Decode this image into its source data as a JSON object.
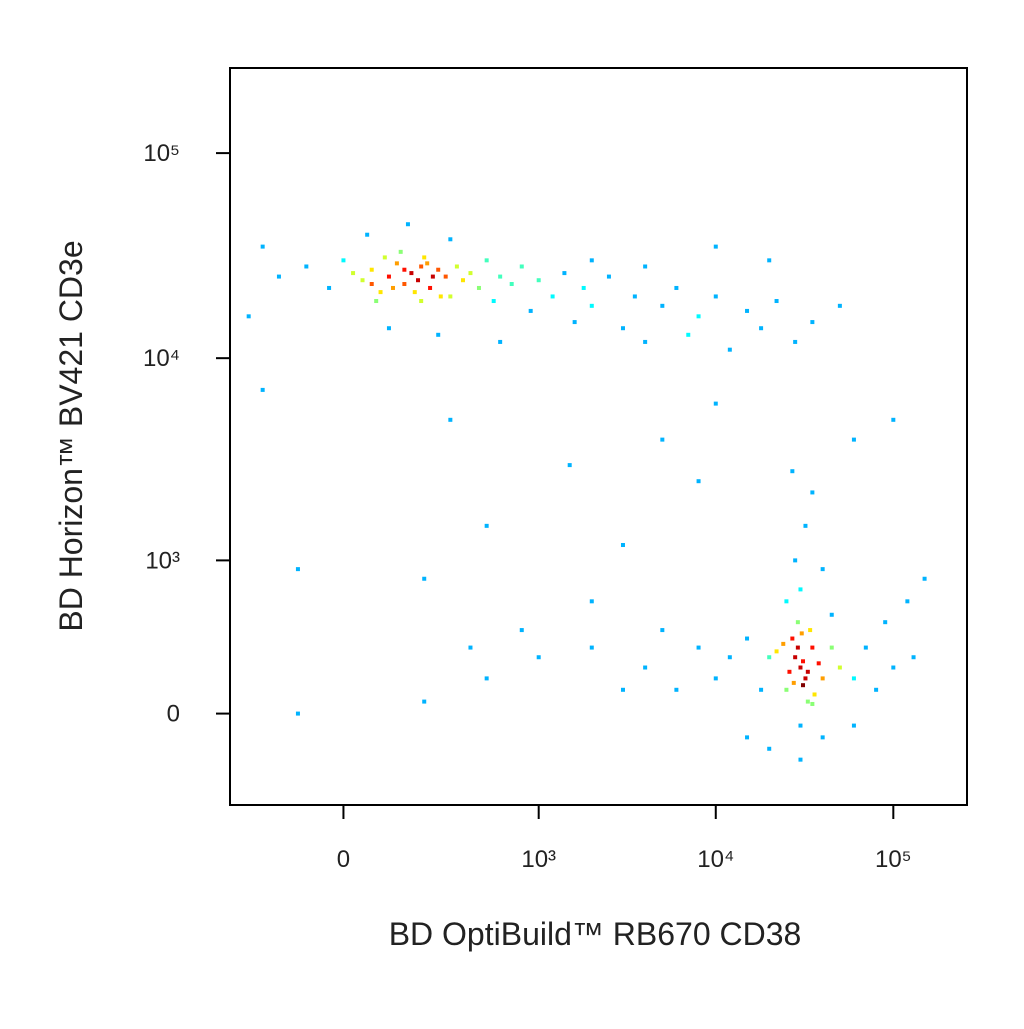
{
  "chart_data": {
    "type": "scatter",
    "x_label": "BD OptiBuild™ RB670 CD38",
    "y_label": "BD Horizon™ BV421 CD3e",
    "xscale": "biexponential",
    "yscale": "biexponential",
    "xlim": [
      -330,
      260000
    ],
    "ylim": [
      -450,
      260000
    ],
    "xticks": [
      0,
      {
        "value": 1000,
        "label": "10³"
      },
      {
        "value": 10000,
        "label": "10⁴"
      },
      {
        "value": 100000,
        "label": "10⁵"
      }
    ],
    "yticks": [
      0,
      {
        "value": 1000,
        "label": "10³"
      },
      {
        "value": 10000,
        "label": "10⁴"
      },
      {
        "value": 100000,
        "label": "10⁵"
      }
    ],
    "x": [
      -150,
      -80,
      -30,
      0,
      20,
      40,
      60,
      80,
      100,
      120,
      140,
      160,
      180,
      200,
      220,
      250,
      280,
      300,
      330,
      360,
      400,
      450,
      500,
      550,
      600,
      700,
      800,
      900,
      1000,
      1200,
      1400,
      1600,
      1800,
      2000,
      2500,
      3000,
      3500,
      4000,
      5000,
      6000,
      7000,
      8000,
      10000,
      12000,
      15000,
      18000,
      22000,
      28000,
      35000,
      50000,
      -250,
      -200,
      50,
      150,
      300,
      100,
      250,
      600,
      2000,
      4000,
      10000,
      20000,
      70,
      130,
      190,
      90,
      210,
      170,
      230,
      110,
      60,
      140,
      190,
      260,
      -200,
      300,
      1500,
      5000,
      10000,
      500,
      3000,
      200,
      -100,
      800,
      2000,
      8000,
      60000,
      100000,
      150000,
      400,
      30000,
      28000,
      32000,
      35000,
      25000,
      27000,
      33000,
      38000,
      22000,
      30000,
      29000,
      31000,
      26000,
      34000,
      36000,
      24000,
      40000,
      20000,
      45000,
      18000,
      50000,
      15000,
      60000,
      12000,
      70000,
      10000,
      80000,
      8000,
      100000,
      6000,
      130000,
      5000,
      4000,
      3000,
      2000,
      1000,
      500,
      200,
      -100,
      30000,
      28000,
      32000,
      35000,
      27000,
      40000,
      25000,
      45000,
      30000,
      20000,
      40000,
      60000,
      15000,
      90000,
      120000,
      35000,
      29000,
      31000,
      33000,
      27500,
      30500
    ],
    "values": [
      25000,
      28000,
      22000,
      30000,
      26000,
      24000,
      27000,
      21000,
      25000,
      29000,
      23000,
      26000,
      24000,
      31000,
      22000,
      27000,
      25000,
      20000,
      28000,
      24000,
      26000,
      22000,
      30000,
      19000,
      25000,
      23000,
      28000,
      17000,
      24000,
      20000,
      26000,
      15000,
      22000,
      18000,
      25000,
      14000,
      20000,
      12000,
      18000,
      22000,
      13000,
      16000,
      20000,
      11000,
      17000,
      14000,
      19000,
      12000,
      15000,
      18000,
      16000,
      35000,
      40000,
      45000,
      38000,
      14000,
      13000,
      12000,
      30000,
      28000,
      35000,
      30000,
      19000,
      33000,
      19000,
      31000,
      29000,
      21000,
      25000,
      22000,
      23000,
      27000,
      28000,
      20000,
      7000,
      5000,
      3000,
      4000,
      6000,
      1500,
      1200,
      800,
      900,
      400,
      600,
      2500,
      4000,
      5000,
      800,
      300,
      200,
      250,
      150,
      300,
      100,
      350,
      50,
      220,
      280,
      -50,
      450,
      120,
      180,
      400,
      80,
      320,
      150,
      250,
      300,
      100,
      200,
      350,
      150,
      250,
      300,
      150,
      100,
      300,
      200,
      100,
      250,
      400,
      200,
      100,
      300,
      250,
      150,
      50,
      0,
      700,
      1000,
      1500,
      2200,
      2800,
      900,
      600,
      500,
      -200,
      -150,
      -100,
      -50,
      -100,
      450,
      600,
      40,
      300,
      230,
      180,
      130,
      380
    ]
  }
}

▶ **Given task**
Find the word "biexponential" and list each line it appears in.

▶ **Output for this exercise**
    "xscale": "biexponential",
    "yscale": "biexponential",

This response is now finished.